What to work on |
Find the number of lines below in which the word "Institute" appears, and write that number only.

Excerpt from a dataset |
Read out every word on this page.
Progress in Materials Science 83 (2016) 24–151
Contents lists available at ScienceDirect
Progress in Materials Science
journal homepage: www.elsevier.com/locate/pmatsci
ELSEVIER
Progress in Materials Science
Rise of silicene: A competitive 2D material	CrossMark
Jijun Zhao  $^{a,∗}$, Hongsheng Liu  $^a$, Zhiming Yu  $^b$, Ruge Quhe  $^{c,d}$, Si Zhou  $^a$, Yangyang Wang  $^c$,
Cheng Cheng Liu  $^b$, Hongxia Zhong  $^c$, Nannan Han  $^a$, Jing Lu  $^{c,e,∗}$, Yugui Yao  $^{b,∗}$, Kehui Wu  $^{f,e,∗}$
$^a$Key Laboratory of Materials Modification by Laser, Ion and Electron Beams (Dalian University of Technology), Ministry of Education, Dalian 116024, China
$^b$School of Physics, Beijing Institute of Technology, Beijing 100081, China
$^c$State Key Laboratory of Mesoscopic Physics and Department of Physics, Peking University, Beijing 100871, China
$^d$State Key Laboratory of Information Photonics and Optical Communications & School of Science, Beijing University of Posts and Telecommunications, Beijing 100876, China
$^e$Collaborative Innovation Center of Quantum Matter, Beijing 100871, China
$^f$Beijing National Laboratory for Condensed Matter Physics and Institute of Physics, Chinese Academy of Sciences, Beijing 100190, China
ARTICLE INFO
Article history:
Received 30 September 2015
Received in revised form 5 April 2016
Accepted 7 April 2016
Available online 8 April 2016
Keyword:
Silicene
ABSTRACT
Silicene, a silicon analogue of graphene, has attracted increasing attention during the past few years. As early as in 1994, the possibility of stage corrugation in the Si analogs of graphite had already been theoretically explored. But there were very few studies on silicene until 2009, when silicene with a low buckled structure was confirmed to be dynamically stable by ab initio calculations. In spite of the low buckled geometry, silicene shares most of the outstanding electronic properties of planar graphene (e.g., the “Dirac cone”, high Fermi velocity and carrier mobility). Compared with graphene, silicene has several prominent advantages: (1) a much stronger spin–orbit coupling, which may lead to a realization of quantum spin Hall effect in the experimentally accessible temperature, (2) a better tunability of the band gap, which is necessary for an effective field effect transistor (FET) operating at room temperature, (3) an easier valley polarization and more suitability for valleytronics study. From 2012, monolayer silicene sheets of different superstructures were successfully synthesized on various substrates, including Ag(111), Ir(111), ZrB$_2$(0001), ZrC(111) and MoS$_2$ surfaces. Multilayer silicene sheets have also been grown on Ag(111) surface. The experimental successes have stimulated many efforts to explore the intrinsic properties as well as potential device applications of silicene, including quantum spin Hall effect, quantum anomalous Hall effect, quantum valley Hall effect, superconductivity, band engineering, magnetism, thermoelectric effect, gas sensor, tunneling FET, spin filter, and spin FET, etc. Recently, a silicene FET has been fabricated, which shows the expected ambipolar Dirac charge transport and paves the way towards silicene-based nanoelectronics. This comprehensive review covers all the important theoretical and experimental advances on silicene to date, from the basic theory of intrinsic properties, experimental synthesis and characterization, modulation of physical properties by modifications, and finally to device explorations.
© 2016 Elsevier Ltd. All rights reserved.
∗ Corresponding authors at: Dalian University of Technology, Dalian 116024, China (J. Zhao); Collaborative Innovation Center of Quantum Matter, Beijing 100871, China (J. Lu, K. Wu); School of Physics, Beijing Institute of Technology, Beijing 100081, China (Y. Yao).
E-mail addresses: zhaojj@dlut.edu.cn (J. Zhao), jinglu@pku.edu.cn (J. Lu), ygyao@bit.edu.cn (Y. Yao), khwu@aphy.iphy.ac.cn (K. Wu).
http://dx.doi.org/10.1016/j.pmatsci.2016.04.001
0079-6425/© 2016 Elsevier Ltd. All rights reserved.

Task answer |
3